Task requirements:
Select every line containing the word "Local" from the material, and copy those lines.

Dataset excerpt:
::::::::

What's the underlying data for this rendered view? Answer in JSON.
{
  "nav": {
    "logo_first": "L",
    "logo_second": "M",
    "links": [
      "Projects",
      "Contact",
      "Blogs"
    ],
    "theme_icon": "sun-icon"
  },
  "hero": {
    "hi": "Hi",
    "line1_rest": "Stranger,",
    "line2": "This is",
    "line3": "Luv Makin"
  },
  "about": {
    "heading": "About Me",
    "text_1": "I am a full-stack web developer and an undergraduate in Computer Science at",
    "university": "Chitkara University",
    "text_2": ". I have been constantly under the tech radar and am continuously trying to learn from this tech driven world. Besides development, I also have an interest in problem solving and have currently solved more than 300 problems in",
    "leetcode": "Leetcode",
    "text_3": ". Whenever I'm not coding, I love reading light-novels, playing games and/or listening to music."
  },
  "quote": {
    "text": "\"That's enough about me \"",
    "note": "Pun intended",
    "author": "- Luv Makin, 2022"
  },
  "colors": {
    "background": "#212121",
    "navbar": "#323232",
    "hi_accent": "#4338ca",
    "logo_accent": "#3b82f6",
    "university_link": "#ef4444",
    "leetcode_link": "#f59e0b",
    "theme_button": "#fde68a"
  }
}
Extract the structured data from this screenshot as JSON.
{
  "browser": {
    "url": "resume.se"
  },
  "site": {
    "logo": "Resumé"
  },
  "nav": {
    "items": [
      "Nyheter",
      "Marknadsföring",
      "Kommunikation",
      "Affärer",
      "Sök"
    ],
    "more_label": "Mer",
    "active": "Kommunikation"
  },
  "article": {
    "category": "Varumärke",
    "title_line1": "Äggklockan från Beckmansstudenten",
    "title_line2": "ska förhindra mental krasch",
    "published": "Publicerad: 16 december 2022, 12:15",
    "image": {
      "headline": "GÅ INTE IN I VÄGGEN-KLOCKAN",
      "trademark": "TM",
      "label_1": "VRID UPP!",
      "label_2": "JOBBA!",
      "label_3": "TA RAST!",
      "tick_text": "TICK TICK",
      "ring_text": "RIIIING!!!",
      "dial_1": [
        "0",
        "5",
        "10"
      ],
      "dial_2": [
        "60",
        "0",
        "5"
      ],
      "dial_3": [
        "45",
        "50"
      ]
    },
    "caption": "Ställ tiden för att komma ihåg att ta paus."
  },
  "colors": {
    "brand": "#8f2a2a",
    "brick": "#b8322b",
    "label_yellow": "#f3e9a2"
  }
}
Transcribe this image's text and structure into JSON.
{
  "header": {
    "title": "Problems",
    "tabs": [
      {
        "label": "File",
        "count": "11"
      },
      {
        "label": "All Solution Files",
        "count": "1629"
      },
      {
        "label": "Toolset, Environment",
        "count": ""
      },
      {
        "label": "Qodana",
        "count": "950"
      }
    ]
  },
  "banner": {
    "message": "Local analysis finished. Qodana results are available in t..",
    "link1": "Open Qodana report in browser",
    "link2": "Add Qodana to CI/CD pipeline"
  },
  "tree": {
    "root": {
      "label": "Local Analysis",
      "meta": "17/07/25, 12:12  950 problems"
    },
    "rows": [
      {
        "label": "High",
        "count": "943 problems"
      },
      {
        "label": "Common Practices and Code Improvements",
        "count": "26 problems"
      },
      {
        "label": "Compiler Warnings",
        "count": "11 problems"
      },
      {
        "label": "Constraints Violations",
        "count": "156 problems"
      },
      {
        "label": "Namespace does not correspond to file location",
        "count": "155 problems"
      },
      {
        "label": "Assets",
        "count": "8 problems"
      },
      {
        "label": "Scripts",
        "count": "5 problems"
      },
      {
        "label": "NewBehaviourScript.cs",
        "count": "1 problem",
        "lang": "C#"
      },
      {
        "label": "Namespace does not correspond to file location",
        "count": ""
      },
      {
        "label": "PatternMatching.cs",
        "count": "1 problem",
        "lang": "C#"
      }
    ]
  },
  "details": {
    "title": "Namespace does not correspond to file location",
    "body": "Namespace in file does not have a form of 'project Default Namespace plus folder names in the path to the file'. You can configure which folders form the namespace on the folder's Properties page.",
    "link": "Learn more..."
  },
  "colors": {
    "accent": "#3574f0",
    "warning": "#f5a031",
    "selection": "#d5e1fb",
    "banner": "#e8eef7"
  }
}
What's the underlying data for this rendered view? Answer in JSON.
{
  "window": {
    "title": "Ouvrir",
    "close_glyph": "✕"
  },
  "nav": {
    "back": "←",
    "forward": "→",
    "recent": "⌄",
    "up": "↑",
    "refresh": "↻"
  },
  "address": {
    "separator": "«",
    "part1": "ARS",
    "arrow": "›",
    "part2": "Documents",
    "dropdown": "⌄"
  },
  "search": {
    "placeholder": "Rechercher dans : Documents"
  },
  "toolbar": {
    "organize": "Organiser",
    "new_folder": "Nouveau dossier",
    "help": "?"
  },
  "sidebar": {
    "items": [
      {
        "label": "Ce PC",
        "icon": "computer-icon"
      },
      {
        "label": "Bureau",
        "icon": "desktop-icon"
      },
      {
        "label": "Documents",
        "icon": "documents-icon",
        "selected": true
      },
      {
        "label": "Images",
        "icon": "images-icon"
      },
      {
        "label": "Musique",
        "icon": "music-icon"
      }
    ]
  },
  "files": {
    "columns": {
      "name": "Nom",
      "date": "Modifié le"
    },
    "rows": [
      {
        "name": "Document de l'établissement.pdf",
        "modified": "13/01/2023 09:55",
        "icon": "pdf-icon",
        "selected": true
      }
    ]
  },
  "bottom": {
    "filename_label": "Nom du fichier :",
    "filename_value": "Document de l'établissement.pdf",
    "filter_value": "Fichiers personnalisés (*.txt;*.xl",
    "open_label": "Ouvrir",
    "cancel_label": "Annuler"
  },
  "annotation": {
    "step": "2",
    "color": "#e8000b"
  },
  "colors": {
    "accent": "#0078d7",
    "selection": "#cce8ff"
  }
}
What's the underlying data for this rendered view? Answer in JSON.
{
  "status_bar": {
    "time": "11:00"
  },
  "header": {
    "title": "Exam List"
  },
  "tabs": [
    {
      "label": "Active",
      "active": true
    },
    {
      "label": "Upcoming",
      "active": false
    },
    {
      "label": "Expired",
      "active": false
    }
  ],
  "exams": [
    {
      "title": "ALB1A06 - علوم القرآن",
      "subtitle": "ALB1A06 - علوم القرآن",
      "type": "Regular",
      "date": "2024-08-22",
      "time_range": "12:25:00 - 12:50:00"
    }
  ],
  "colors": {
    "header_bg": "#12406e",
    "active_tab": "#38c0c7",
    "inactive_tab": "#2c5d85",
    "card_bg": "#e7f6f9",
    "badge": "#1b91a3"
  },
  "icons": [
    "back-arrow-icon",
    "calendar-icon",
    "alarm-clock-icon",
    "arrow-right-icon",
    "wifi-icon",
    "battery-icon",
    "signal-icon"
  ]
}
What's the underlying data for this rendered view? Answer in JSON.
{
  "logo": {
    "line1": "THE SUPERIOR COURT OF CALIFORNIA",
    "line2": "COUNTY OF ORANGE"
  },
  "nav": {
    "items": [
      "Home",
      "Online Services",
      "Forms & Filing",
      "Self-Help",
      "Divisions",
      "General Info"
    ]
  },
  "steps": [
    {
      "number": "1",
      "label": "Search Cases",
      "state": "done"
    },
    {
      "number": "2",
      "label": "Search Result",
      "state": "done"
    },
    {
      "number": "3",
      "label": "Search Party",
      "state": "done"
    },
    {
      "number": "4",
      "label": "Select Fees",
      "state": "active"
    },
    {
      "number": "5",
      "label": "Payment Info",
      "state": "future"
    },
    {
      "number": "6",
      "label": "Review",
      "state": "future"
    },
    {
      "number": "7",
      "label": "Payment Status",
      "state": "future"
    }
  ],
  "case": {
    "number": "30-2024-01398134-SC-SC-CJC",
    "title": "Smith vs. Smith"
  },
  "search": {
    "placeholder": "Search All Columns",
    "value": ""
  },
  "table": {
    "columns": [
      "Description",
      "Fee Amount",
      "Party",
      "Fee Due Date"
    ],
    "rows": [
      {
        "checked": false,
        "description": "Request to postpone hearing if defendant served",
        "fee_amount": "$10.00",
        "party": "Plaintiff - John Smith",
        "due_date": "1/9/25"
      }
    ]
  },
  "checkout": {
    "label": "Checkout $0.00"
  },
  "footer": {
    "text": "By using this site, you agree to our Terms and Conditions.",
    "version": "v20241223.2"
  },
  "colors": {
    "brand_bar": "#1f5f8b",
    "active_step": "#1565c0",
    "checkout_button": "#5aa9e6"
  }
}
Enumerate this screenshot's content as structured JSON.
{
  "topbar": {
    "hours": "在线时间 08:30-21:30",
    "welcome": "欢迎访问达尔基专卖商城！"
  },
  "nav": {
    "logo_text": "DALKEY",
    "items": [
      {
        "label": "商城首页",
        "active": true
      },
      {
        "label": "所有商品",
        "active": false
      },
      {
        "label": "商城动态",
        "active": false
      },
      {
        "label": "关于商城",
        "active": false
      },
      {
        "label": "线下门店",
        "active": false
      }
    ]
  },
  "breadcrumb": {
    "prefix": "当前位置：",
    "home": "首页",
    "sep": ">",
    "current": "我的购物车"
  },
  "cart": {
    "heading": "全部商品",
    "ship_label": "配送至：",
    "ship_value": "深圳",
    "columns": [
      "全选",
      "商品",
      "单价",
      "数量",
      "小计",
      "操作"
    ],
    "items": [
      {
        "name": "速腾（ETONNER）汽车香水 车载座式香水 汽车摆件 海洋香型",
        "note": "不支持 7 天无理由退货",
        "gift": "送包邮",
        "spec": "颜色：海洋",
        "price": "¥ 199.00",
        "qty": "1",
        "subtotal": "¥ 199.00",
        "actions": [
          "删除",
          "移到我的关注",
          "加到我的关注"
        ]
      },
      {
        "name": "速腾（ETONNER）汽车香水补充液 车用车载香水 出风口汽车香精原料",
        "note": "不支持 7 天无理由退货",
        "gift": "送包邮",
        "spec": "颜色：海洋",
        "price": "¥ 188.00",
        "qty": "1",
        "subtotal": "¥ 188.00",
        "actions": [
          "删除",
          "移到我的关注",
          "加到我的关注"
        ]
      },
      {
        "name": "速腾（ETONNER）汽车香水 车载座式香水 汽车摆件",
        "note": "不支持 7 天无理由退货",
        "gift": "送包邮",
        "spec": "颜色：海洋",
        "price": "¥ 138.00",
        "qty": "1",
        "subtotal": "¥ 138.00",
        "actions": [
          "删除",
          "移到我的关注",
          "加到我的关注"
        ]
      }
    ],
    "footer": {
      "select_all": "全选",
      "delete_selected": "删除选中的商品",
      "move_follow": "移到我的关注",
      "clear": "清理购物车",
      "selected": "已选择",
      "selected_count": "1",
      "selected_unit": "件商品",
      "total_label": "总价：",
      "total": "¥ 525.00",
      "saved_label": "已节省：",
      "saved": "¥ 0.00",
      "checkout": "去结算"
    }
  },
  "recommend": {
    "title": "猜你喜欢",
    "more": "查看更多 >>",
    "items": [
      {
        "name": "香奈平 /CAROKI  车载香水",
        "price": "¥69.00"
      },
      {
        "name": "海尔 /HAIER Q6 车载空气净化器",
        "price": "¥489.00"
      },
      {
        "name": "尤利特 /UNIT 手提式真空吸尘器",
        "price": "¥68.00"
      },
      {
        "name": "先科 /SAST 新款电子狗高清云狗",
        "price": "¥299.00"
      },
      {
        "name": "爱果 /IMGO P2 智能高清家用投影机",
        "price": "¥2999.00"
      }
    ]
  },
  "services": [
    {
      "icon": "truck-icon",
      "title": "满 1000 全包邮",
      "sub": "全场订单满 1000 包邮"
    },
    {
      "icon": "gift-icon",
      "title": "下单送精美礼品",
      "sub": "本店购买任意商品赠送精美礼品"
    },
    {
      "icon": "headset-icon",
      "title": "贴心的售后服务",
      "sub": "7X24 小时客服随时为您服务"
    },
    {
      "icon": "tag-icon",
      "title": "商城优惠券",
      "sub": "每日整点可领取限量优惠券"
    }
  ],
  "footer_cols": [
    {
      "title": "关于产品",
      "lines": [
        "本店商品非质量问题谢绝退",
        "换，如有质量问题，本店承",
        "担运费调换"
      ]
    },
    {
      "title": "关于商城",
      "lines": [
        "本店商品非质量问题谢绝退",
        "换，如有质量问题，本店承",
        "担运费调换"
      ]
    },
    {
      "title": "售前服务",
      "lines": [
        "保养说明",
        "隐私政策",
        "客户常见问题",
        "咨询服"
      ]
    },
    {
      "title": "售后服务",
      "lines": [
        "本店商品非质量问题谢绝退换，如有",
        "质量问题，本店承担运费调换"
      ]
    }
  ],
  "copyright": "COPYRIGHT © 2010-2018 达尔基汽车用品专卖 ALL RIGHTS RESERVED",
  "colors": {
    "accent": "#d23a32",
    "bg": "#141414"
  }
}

::::::::

Written solution:
    "message": "Local analysis finished. Qodana results are available in t..",
      "label": "Local Analysis",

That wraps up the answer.